▶ [Text segment]
====================

It’s been a while since I’ve answered a reader question. I hope to do more of that in the coming weeks and months, either via blog posts or the podcast. If you have a question you’d like me to cover, click here.

Today’s question comes from Angela. She writes:

Hey Joe,

My mom can’t find a reason to sign my school loans for IPR. I want to get my Pro Tools Certification and my 2-year degree. How much on average does a person with those qualifications make?

This is a GREAT question. In fact, Fathomless Regression (a guest writer here on HSC) wrote about this in his article Do I Have to Go to College to Learn to Be a Recording Engineer? I’d recommend giving that a read. He makes some great points.

For a lot of aspiring engineers, going to college for engineering might not be a viable option. Some might opt for a Pro Tools Certification course. These can still cost quite a bit of money. I did some Googling, and it looks like it could potentially be a couple thousand dollars, depending on the school.

So, is it worth it? Well, I’m not a Pro Tools-Certified engineer, but I have some thoughts on the matter. (Also, see this interesting article I found: Pro Tools Certification – Is it Worth the Money?)

Here are a few questions to ask yourself:

What are your goals?

This may seem obvious, but if you don’t know specifically what you’re wanting to do as an engineer, it’s hard to answer the question, “Should I get a Pro Tools Certification?”

Is this a hobby or a career?

Another fairly obvious question, but are you wanting to make a living at this, or are you simply wanting to have the coolest hobby in the world. 🙂

Do you want to work for yourself or someone else?

If you’re wanting to work for a major recording studio, TV station, movie studio, etc., then having a Pro Tools Certification might give you a certain edge over the 800 other engineers who are applying for that same job.

====================

▶ [Supplied material]
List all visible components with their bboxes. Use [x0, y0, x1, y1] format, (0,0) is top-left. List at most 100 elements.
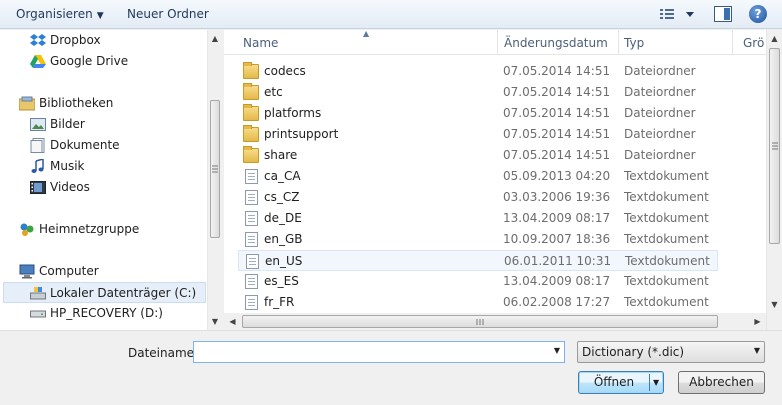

====================

▶ [What this task involves] Reproduce everything from "This is a GREAT" down to "some great points." in the blog post on Pro Tools certification, swapping "guest writer" for "contributor". The material placed after the text comes from a different source.

▶ [The answer]
This is a GREAT question. In fact, Fathomless Regression (a contributor here on HSC) wrote about this in his article Do I Have to Go to College to Learn to Be a Recording Engineer? I’d recommend giving that a read. He makes some great points.